Direction
Tally up the lines below that include the word "Select". Answer with the number alone.

Extracted information
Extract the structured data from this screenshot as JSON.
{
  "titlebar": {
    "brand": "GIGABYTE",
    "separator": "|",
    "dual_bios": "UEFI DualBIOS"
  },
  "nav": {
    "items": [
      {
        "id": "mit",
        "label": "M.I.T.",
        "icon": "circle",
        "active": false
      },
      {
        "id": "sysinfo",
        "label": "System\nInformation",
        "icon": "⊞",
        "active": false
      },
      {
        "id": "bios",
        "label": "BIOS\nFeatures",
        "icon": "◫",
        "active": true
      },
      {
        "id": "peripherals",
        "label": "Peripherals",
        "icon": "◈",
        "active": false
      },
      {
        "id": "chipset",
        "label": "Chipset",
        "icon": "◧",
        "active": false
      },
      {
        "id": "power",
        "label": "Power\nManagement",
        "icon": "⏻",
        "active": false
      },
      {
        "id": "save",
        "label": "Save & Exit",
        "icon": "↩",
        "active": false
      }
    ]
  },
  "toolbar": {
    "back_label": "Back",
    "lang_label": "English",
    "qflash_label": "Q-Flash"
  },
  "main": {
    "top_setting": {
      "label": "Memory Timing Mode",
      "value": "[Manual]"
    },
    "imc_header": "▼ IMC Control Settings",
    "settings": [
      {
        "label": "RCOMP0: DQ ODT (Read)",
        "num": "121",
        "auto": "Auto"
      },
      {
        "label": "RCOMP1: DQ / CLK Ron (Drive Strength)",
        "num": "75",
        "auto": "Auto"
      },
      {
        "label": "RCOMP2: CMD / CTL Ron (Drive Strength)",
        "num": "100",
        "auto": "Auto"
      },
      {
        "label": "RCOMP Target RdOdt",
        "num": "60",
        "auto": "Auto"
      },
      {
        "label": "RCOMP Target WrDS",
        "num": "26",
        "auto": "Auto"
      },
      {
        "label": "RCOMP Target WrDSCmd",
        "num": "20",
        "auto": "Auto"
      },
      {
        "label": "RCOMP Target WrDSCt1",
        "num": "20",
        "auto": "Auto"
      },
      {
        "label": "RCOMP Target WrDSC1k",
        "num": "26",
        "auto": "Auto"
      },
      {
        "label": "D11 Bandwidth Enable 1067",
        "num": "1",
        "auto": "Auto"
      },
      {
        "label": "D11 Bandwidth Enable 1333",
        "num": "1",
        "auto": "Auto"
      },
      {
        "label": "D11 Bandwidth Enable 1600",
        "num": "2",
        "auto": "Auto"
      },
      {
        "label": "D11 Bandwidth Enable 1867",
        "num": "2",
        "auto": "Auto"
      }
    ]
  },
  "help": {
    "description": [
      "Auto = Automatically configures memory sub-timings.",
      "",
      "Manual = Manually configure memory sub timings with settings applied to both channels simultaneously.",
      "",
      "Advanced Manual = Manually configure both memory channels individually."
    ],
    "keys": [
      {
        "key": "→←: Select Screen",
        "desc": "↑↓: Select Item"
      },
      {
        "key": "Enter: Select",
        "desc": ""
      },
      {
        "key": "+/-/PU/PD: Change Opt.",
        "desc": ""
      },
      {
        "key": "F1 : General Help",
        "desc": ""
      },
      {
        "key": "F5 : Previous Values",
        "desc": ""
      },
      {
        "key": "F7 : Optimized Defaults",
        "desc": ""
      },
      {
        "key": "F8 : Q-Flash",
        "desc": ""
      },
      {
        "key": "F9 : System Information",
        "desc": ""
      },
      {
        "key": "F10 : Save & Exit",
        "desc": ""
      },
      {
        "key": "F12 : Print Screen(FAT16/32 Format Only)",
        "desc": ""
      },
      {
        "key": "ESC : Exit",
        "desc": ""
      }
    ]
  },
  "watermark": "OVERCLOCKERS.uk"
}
* * *
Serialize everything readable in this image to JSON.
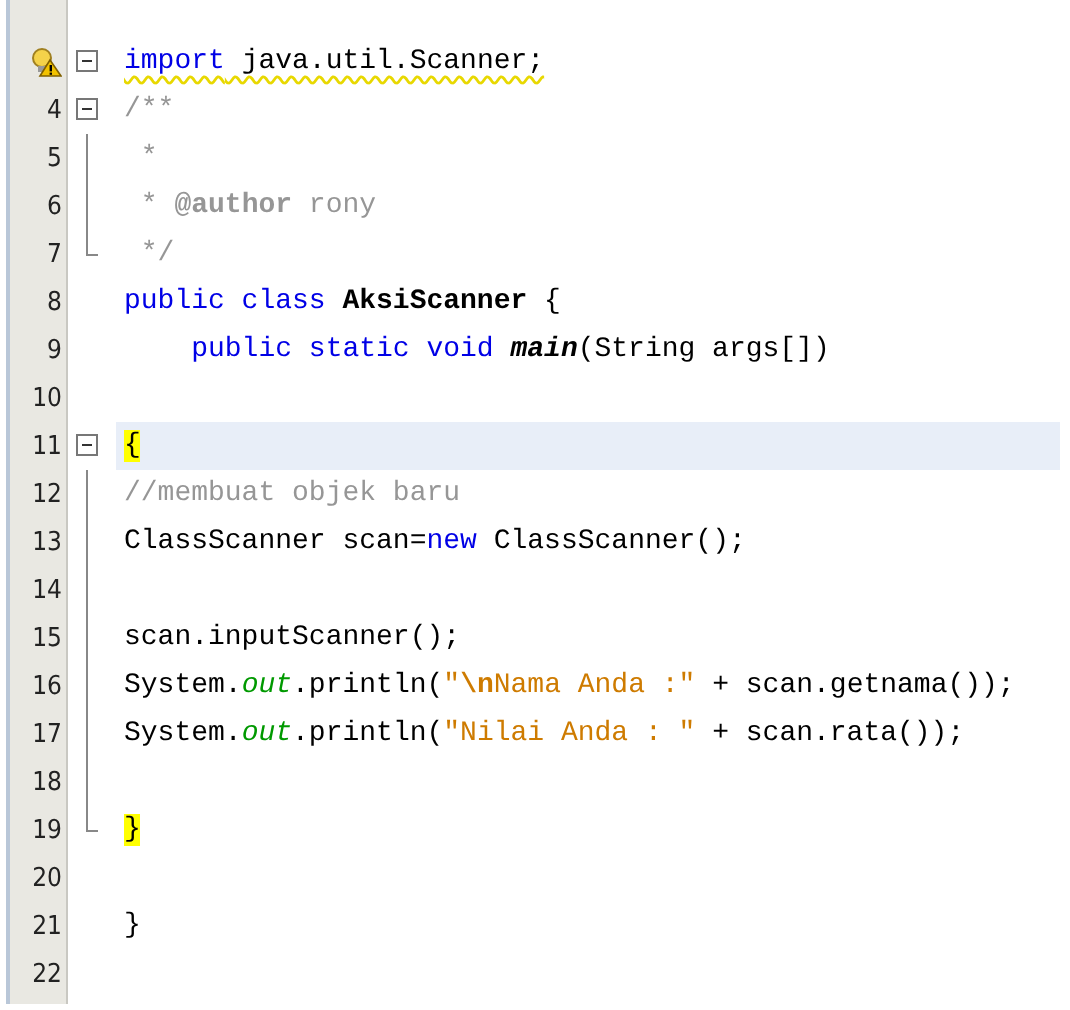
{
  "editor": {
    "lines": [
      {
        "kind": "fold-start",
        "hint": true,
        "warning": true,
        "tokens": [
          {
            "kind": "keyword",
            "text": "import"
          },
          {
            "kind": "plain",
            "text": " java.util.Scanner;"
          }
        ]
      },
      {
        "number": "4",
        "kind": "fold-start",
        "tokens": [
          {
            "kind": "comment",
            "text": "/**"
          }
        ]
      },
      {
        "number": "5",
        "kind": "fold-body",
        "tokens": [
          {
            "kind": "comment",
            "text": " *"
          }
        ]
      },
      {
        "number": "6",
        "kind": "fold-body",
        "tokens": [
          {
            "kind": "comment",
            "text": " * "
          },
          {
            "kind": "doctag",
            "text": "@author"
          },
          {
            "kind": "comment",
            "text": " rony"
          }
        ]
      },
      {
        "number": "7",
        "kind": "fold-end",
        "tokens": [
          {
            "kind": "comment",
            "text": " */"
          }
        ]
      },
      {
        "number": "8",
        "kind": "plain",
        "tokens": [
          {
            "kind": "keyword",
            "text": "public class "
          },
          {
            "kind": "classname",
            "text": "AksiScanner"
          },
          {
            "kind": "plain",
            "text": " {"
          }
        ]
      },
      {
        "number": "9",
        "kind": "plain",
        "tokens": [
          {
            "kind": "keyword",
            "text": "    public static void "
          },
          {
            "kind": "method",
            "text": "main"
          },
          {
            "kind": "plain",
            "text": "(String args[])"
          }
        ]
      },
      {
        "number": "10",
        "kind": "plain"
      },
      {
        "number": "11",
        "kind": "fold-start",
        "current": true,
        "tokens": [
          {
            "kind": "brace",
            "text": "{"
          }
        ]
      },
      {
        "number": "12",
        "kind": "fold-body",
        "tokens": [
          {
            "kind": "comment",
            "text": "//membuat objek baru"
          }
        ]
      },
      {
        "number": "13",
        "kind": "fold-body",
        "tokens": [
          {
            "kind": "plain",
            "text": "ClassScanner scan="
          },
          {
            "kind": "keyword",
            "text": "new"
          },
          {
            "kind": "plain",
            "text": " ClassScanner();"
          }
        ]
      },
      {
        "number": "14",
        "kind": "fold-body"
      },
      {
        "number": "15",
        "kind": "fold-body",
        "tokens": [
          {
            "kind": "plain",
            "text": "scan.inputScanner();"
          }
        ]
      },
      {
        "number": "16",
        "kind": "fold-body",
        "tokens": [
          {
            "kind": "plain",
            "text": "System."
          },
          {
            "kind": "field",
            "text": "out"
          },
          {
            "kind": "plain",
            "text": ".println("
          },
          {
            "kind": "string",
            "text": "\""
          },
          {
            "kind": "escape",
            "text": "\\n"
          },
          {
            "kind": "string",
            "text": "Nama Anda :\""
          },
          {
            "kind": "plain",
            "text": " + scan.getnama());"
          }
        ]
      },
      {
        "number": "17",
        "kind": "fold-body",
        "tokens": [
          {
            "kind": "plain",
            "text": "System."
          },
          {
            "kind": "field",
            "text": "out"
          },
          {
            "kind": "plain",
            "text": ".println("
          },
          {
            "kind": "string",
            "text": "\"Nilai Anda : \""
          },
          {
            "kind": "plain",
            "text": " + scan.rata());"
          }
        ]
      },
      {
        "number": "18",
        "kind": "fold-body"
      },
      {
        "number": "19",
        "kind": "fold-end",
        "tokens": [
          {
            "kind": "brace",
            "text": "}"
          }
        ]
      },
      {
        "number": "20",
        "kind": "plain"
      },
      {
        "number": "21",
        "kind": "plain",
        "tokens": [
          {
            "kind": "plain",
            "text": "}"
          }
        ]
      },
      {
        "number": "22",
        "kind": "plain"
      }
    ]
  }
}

Result for this exercise
3